# Problem statement
Locate every line in the records below that holds the word "June" and return each one.

[Collected data entries]
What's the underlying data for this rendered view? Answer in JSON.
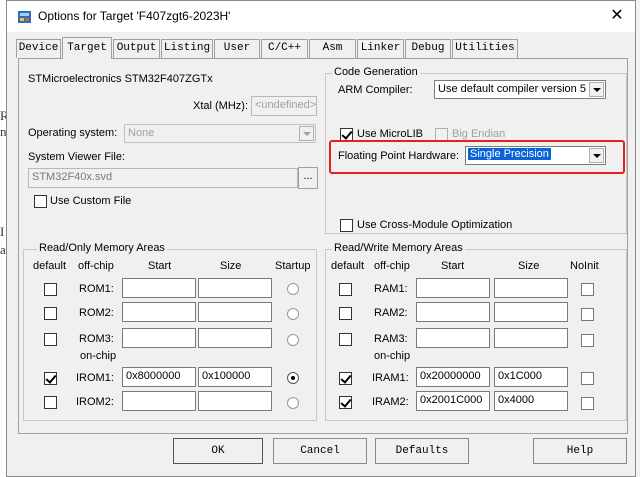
{
  "background": {
    "glyphs": [
      "R",
      "n",
      "I",
      "a"
    ]
  },
  "window": {
    "title": "Options for Target 'F407zgt6-2023H'",
    "close_glyph": "✕"
  },
  "tabs": [
    "Device",
    "Target",
    "Output",
    "Listing",
    "User",
    "C/C++",
    "Asm",
    "Linker",
    "Debug",
    "Utilities"
  ],
  "device": {
    "name": "STMicroelectronics STM32F407ZGTx",
    "xtal_label": "Xtal (MHz):",
    "xtal_value": "<undefined>",
    "os_label": "Operating system:",
    "os_value": "None",
    "svf_label": "System Viewer File:",
    "svf_value": "STM32F40x.svd",
    "browse_label": "...",
    "custom_file_label": "Use Custom File"
  },
  "codegen": {
    "title": "Code Generation",
    "compiler_label": "ARM Compiler:",
    "compiler_value": "Use default compiler version 5",
    "microlib_label": "Use MicroLIB",
    "microlib_checked": true,
    "big_endian_label": "Big Endian",
    "fph_label": "Floating Point Hardware:",
    "fph_value": "Single Precision",
    "cross_module_label": "Use Cross-Module Optimization"
  },
  "ro_memory": {
    "title": "Read/Only Memory Areas",
    "headers": {
      "default": "default",
      "offchip": "off-chip",
      "start": "Start",
      "size": "Size",
      "startup": "Startup"
    },
    "onchip_label": "on-chip",
    "rows": [
      {
        "name": "ROM1:",
        "start": "",
        "size": "",
        "default": false,
        "startup": false
      },
      {
        "name": "ROM2:",
        "start": "",
        "size": "",
        "default": false,
        "startup": false
      },
      {
        "name": "ROM3:",
        "start": "",
        "size": "",
        "default": false,
        "startup": false
      },
      {
        "name": "IROM1:",
        "start": "0x8000000",
        "size": "0x100000",
        "default": true,
        "startup": true
      },
      {
        "name": "IROM2:",
        "start": "",
        "size": "",
        "default": false,
        "startup": false
      }
    ]
  },
  "rw_memory": {
    "title": "Read/Write Memory Areas",
    "headers": {
      "default": "default",
      "offchip": "off-chip",
      "start": "Start",
      "size": "Size",
      "noinit": "NoInit"
    },
    "onchip_label": "on-chip",
    "rows": [
      {
        "name": "RAM1:",
        "start": "",
        "size": "",
        "default": false,
        "noinit": false
      },
      {
        "name": "RAM2:",
        "start": "",
        "size": "",
        "default": false,
        "noinit": false
      },
      {
        "name": "RAM3:",
        "start": "",
        "size": "",
        "default": false,
        "noinit": false
      },
      {
        "name": "IRAM1:",
        "start": "0x20000000",
        "size": "0x1C000",
        "default": true,
        "noinit": false
      },
      {
        "name": "IRAM2:",
        "start": "0x2001C000",
        "size": "0x4000",
        "default": true,
        "noinit": false
      }
    ]
  },
  "buttons": {
    "ok": "OK",
    "cancel": "Cancel",
    "defaults": "Defaults",
    "help": "Help"
  }
}
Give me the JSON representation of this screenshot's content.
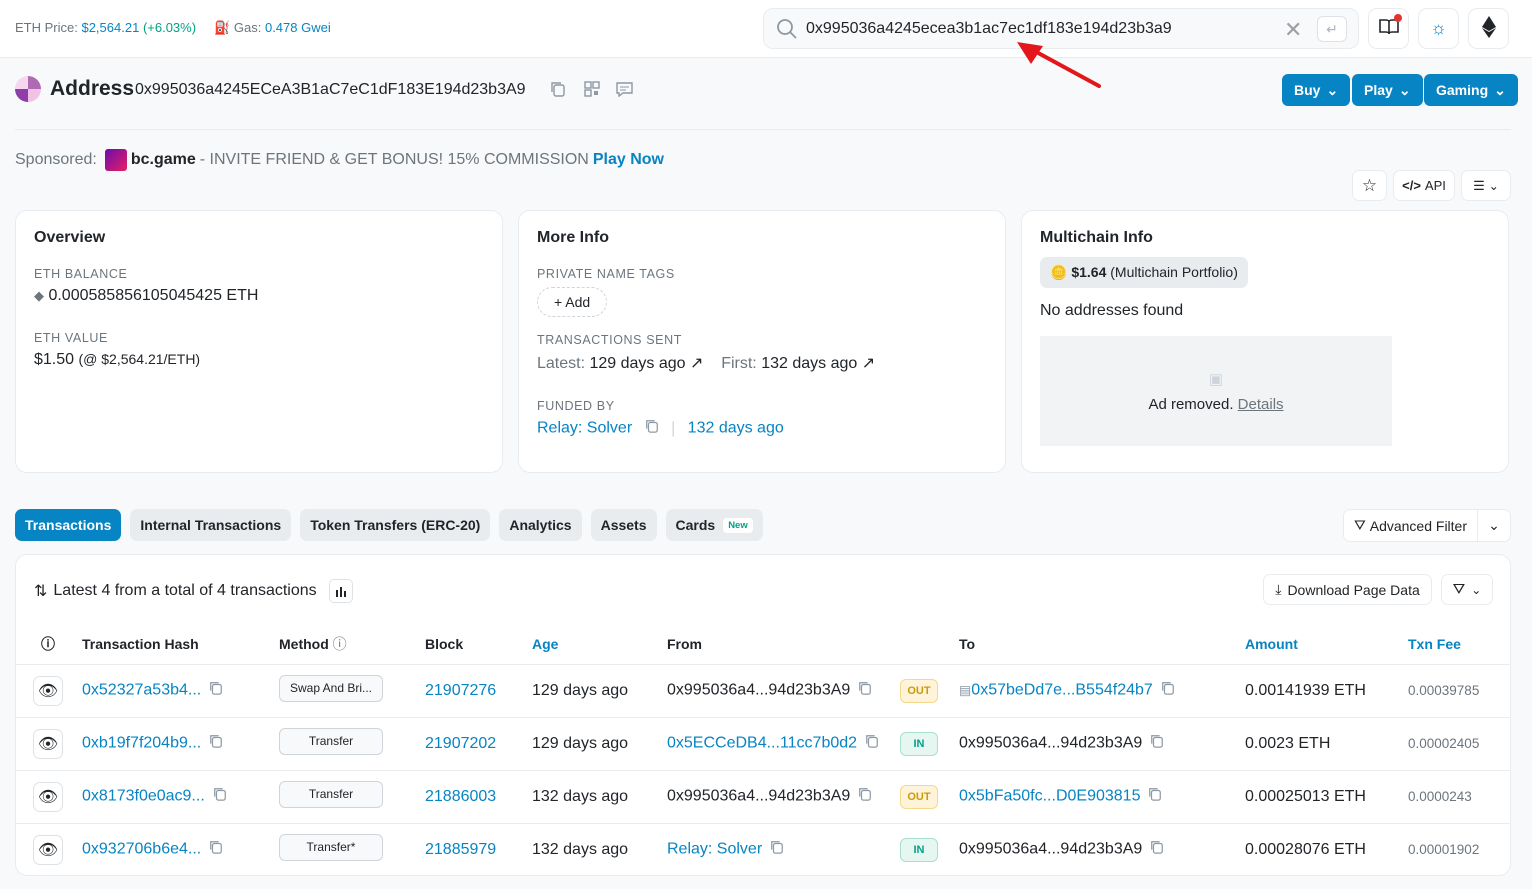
{
  "topbar": {
    "eth_price_label": "ETH Price:",
    "eth_price_value": "$2,564.21",
    "eth_price_change": "(+6.03%)",
    "gas_label": "Gas:",
    "gas_value": "0.478 Gwei",
    "search_value": "0x995036a4245ecea3b1ac7ec1df183e194d23b3a9",
    "icons": [
      "search-icon",
      "clear-icon",
      "enter-icon",
      "book-icon",
      "sun-icon",
      "ethereum-icon"
    ]
  },
  "address": {
    "title": "Address",
    "hash": "0x995036a4245ECeA3B1aC7eC1dF183E194d23b3A9",
    "buttons": [
      "Buy",
      "Play",
      "Gaming"
    ]
  },
  "sponsor": {
    "label": "Sponsored:",
    "brand": "bc.game",
    "text": "- INVITE FRIEND & GET BONUS! 15% COMMISSION",
    "cta": "Play Now"
  },
  "tools": {
    "api": "API"
  },
  "overview": {
    "title": "Overview",
    "balance_label": "ETH BALANCE",
    "balance_value": "0.000585856105045425 ETH",
    "value_label": "ETH VALUE",
    "value_main": "$1.50",
    "value_sub": "(@ $2,564.21/ETH)"
  },
  "more_info": {
    "title": "More Info",
    "tags_label": "PRIVATE NAME TAGS",
    "add_label": "+ Add",
    "sent_label": "TRANSACTIONS SENT",
    "latest_label": "Latest:",
    "latest_value": "129 days ago",
    "first_label": "First:",
    "first_value": "132 days ago",
    "funded_label": "FUNDED BY",
    "funded_by": "Relay: Solver",
    "funded_age": "132 days ago"
  },
  "multichain": {
    "title": "Multichain Info",
    "portfolio_value": "$1.64",
    "portfolio_label": "(Multichain Portfolio)",
    "no_addresses": "No addresses found",
    "ad_text": "Ad removed.",
    "ad_link": "Details"
  },
  "tabs": [
    {
      "label": "Transactions"
    },
    {
      "label": "Internal Transactions"
    },
    {
      "label": "Token Transfers (ERC-20)"
    },
    {
      "label": "Analytics"
    },
    {
      "label": "Assets"
    },
    {
      "label": "Cards",
      "badge": "New"
    }
  ],
  "advanced_filter": "Advanced Filter",
  "tx_summary": "Latest 4 from a total of 4 transactions",
  "download_label": "Download Page Data",
  "columns": [
    "Transaction Hash",
    "Method",
    "Block",
    "Age",
    "From",
    "To",
    "Amount",
    "Txn Fee"
  ],
  "rows": [
    {
      "hash": "0x52327a53b4...",
      "method": "Swap And Bri...",
      "block": "21907276",
      "age": "129 days ago",
      "from": "0x995036a4...94d23b3A9",
      "from_link": false,
      "dir": "OUT",
      "to": "0x57beDd7e...B554f24b7",
      "to_contract": true,
      "amount": "0.00141939 ETH",
      "fee": "0.00039785"
    },
    {
      "hash": "0xb19f7f204b9...",
      "method": "Transfer",
      "block": "21907202",
      "age": "129 days ago",
      "from": "0x5ECCeDB4...11cc7b0d2",
      "from_link": true,
      "dir": "IN",
      "to": "0x995036a4...94d23b3A9",
      "to_contract": false,
      "amount": "0.0023 ETH",
      "fee": "0.00002405"
    },
    {
      "hash": "0x8173f0e0ac9...",
      "method": "Transfer",
      "block": "21886003",
      "age": "132 days ago",
      "from": "0x995036a4...94d23b3A9",
      "from_link": false,
      "dir": "OUT",
      "to": "0x5bFa50fc...D0E903815",
      "to_contract": false,
      "amount": "0.00025013 ETH",
      "fee": "0.0000243"
    },
    {
      "hash": "0x932706b6e4...",
      "method": "Transfer*",
      "block": "21885979",
      "age": "132 days ago",
      "from": "Relay: Solver",
      "from_link": true,
      "dir": "IN",
      "to": "0x995036a4...94d23b3A9",
      "to_contract": false,
      "amount": "0.00028076 ETH",
      "fee": "0.00001902"
    }
  ]
}
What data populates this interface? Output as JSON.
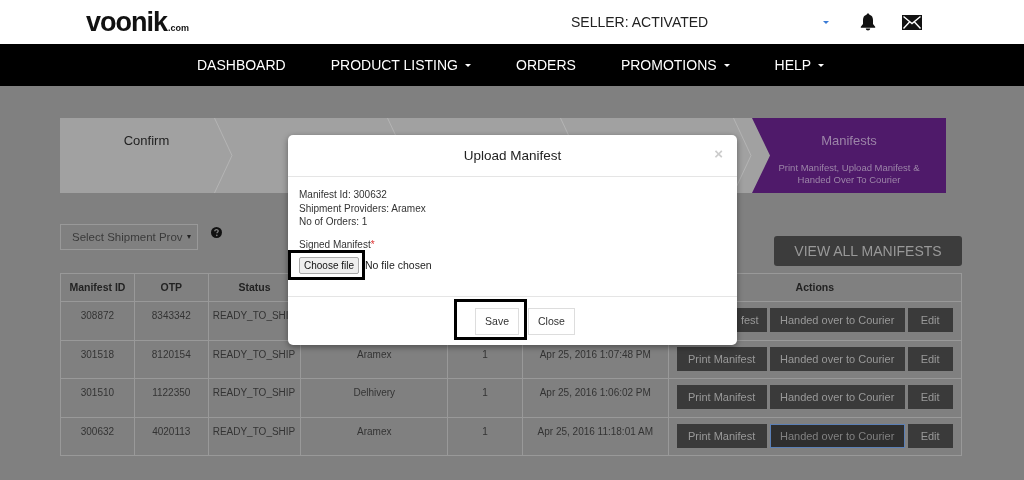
{
  "header": {
    "logo": "voonik",
    "logo_suffix": ".com",
    "seller_status": "SELLER: ACTIVATED"
  },
  "nav": [
    {
      "label": "DASHBOARD",
      "dropdown": false
    },
    {
      "label": "PRODUCT LISTING",
      "dropdown": true
    },
    {
      "label": "ORDERS",
      "dropdown": false
    },
    {
      "label": "PROMOTIONS",
      "dropdown": true
    },
    {
      "label": "HELP",
      "dropdown": true
    }
  ],
  "steps": [
    {
      "label": "Confirm",
      "selected": false
    },
    {
      "selected": false
    },
    {
      "selected": false
    },
    {
      "selected": false
    },
    {
      "label": "Manifests",
      "subtitle": "Print Manifest, Upload Manifest & Handed Over To Courier",
      "selected": true
    }
  ],
  "filter": {
    "placeholder": "Select Shipment Prov"
  },
  "view_all_button": "VIEW ALL MANIFESTS",
  "table": {
    "columns": [
      {
        "label": "Manifest ID"
      },
      {
        "label": "OTP"
      },
      {
        "label": "Status"
      },
      {},
      {},
      {},
      {
        "label": "Actions"
      }
    ],
    "rows": [
      {
        "id": "308872",
        "otp": "8343342",
        "status": "READY_TO_SHI",
        "actions": [
          {
            "label": "fest",
            "focused": false
          },
          {
            "label": "Handed over to Courier",
            "focused": false
          },
          {
            "label": "Edit",
            "focused": false
          }
        ]
      },
      {
        "id": "301518",
        "otp": "8120154",
        "status": "READY_TO_SHIP",
        "provider": "Aramex",
        "orders": "1",
        "date": "Apr 25, 2016 1:07:48 PM",
        "actions": [
          {
            "label": "Print Manifest",
            "focused": false
          },
          {
            "label": "Handed over to Courier",
            "focused": false
          },
          {
            "label": "Edit",
            "focused": false
          }
        ]
      },
      {
        "id": "301510",
        "otp": "1122350",
        "status": "READY_TO_SHIP",
        "provider": "Delhivery",
        "orders": "1",
        "date": "Apr 25, 2016 1:06:02 PM",
        "actions": [
          {
            "label": "Print Manifest",
            "focused": false
          },
          {
            "label": "Handed over to Courier",
            "focused": false
          },
          {
            "label": "Edit",
            "focused": false
          }
        ]
      },
      {
        "id": "300632",
        "otp": "4020113",
        "status": "READY_TO_SHIP",
        "provider": "Aramex",
        "orders": "1",
        "date": "Apr 25, 2016 11:18:01 AM",
        "actions": [
          {
            "label": "Print Manifest",
            "focused": false
          },
          {
            "label": "Handed over to Courier",
            "focused": true
          },
          {
            "label": "Edit",
            "focused": false
          }
        ]
      }
    ]
  },
  "modal": {
    "title": "Upload Manifest",
    "close": "×",
    "details": [
      "Manifest Id: 300632",
      "Shipment Providers: Aramex",
      "No of Orders: 1"
    ],
    "file_label": "Signed Manifest",
    "required_mark": "*",
    "choose_button": "Choose file",
    "file_status": "No file chosen",
    "save_button": "Save",
    "close_button": "Close",
    "highlight_choose": true,
    "highlight_save": true
  }
}
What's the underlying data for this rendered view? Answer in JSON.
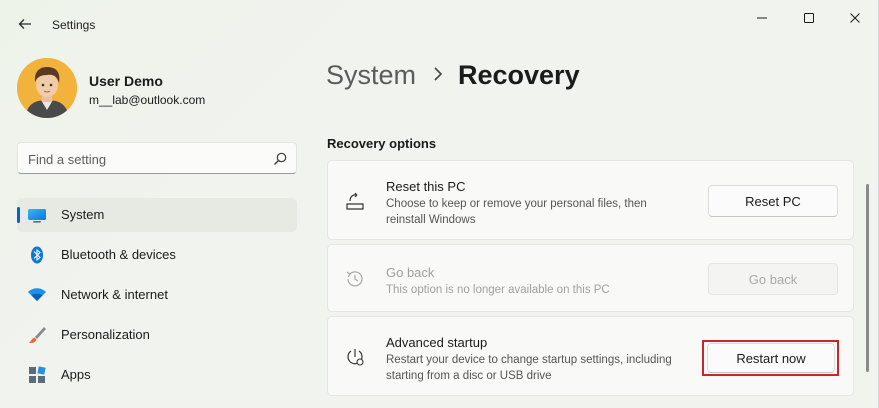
{
  "window": {
    "app_title": "Settings",
    "back_icon": "back-arrow-icon",
    "controls": [
      "minimize-icon",
      "maximize-icon",
      "close-icon"
    ]
  },
  "user": {
    "name": "User Demo",
    "email": "m__lab@outlook.com"
  },
  "search": {
    "placeholder": "Find a setting",
    "icon": "search-icon"
  },
  "sidebar": {
    "items": [
      {
        "label": "System",
        "icon": "monitor-icon",
        "active": true
      },
      {
        "label": "Bluetooth & devices",
        "icon": "bluetooth-icon",
        "active": false
      },
      {
        "label": "Network & internet",
        "icon": "wifi-icon",
        "active": false
      },
      {
        "label": "Personalization",
        "icon": "brush-icon",
        "active": false
      },
      {
        "label": "Apps",
        "icon": "apps-icon",
        "active": false
      }
    ]
  },
  "main": {
    "breadcrumb_parent": "System",
    "page_title": "Recovery",
    "section_title": "Recovery options",
    "cards": [
      {
        "title": "Reset this PC",
        "description": "Choose to keep or remove your personal files, then reinstall Windows",
        "button": "Reset PC",
        "icon": "reset-pc-icon",
        "enabled": true
      },
      {
        "title": "Go back",
        "description": "This option is no longer available on this PC",
        "button": "Go back",
        "icon": "history-icon",
        "enabled": false
      },
      {
        "title": "Advanced startup",
        "description": "Restart your device to change startup settings, including starting from a disc or USB drive",
        "button": "Restart now",
        "icon": "advanced-startup-icon",
        "enabled": true
      }
    ]
  },
  "colors": {
    "accent": "#0067c0",
    "highlight_border": "#c8262c"
  }
}
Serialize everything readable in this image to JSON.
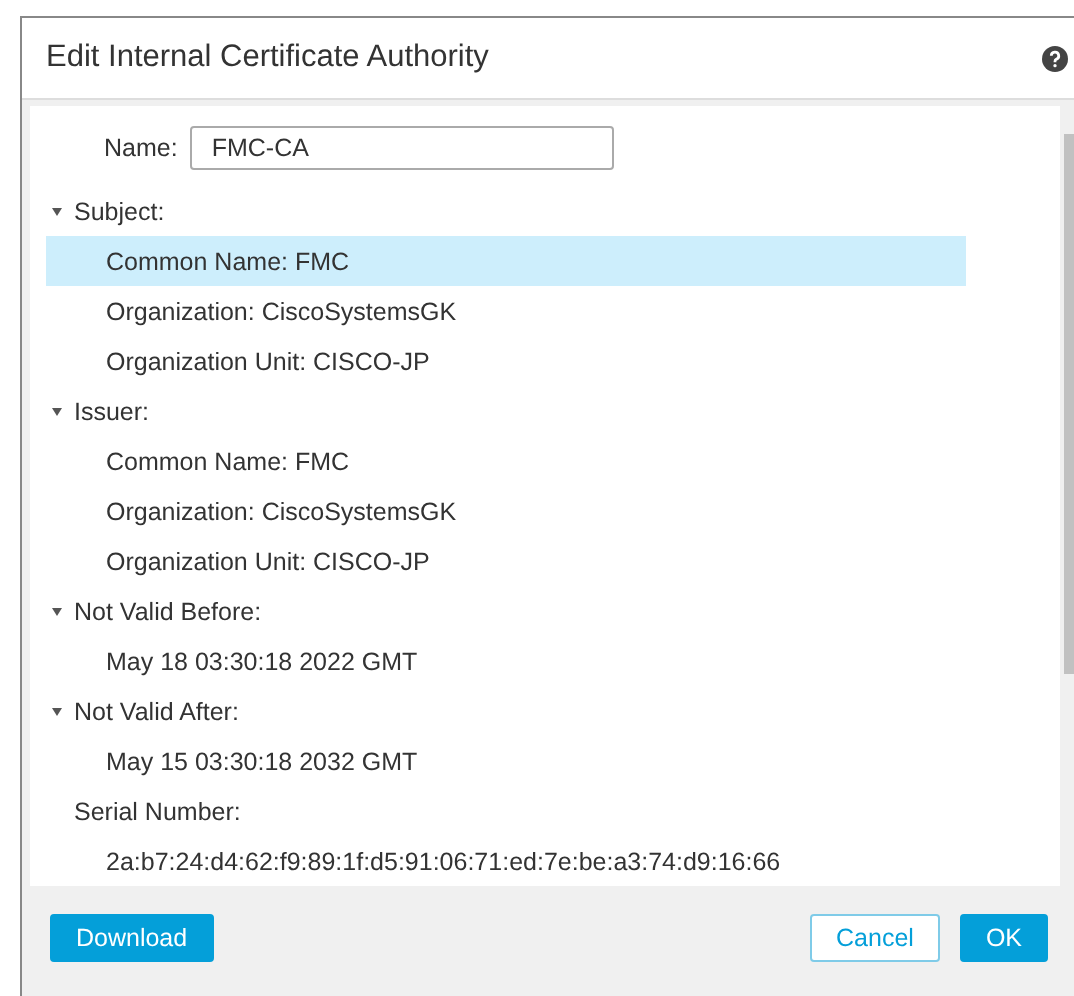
{
  "dialog": {
    "title": "Edit Internal Certificate Authority"
  },
  "name_field": {
    "label": "Name:",
    "value": "FMC-CA"
  },
  "sections": [
    {
      "title": "Subject:",
      "expanded": true,
      "rows": [
        {
          "text": "Common Name: FMC",
          "selected": true
        },
        {
          "text": "Organization: CiscoSystemsGK",
          "selected": false
        },
        {
          "text": "Organization Unit: CISCO-JP",
          "selected": false
        }
      ]
    },
    {
      "title": "Issuer:",
      "expanded": true,
      "rows": [
        {
          "text": "Common Name: FMC",
          "selected": false
        },
        {
          "text": "Organization: CiscoSystemsGK",
          "selected": false
        },
        {
          "text": "Organization Unit: CISCO-JP",
          "selected": false
        }
      ]
    },
    {
      "title": "Not Valid Before:",
      "expanded": true,
      "rows": [
        {
          "text": "May 18 03:30:18 2022 GMT",
          "selected": false
        }
      ]
    },
    {
      "title": "Not Valid After:",
      "expanded": true,
      "rows": [
        {
          "text": "May 15 03:30:18 2032 GMT",
          "selected": false
        }
      ]
    },
    {
      "title": "Serial Number:",
      "rows": [
        {
          "text": "2a:b7:24:d4:62:f9:89:1f:d5:91:06:71:ed:7e:be:a3:74:d9:16:66",
          "selected": false
        }
      ]
    }
  ],
  "buttons": [
    {
      "label": "Download",
      "kind": "primary"
    },
    {
      "label": "Cancel",
      "kind": "secondary"
    },
    {
      "label": "OK",
      "kind": "primary"
    }
  ]
}
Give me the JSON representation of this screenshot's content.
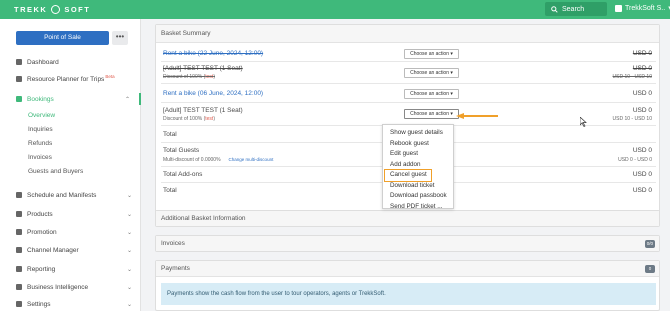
{
  "topbar": {
    "logo_left": "TREKK",
    "logo_right": "SOFT",
    "search_label": "Search",
    "user_label": "TrekkSoft S..",
    "color": "#3fb97b"
  },
  "sidebar": {
    "pos_button": "Point of Sale",
    "more_button": "•••",
    "items": [
      {
        "label": "Dashboard",
        "icon": "dashboard-icon"
      },
      {
        "label": "Resource Planner for Trips",
        "beta": "Beta",
        "icon": "resource-icon"
      },
      {
        "label": "Bookings",
        "icon": "bookings-icon",
        "chevron": "^"
      },
      {
        "label": "Schedule and Manifests",
        "icon": "calendar-icon",
        "chevron": "v"
      },
      {
        "label": "Products",
        "icon": "products-icon",
        "chevron": "v"
      },
      {
        "label": "Promotion",
        "icon": "promotion-icon",
        "chevron": "v"
      },
      {
        "label": "Channel Manager",
        "icon": "channel-icon",
        "chevron": "v"
      },
      {
        "label": "Reporting",
        "icon": "reporting-icon",
        "chevron": "v"
      },
      {
        "label": "Business Intelligence",
        "icon": "bi-icon",
        "chevron": "v"
      },
      {
        "label": "Settings",
        "icon": "settings-icon",
        "chevron": "v"
      }
    ],
    "bookings_sub": [
      "Overview",
      "Inquiries",
      "Refunds",
      "Invoices",
      "Guests and Buyers"
    ]
  },
  "basket": {
    "title": "Basket Summary",
    "rows": [
      {
        "title": "Rent a bike (22 June, 2024, 12:00)",
        "action": "Choose an action",
        "price": "USD 0"
      },
      {
        "title": "[Adult] TEST TEST (1 Seat)",
        "sub": "Discount of 100% (",
        "sub_tag": "test",
        "sub_end": ")",
        "action": "Choose an action",
        "price": "USD 0",
        "price_sub": "USD 10 - USD 10"
      },
      {
        "title": "Rent a bike (06 June, 2024, 12:00)",
        "action": "Choose an action",
        "price": "USD 0"
      },
      {
        "title": "[Adult] TEST TEST (1 Seat)",
        "sub": "Discount of 100% (",
        "sub_tag": "test",
        "sub_end": ")",
        "action": "Choose an action",
        "price": "USD 0",
        "price_sub": "USD 10 - USD 10"
      }
    ],
    "total_label": "Total",
    "total_guests_label": "Total Guests",
    "multi_discount": "Multi-discount of 0.0000%",
    "change_discount": "Change multi-discount",
    "total_guests_price": "USD 0",
    "total_guests_sub": "USD 0 - USD 0",
    "total_addons_label": "Total Add-ons",
    "total_addons_price": "USD 0",
    "total2_label": "Total",
    "total2_price": "USD 0"
  },
  "dropdown": {
    "items": [
      "Show guest details",
      "Rebook guest",
      "Edit guest",
      "Add addon",
      "Cancel guest",
      "Download ticket",
      "Download passbook",
      "Send PDF ticket ..."
    ],
    "highlight_color": "#f0a02a"
  },
  "panels": {
    "additional": "Additional Basket Information",
    "invoices": "Invoices",
    "invoices_badge": "0/0",
    "payments": "Payments",
    "payments_badge": "0",
    "payments_info": "Payments show the cash flow from the user to tour operators, agents or TrekkSoft."
  }
}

# Task result
        "title": "Rent a bike (22 June, 2024, 12:00)",
        "title": "Rent a bike (06 June, 2024, 12:00)",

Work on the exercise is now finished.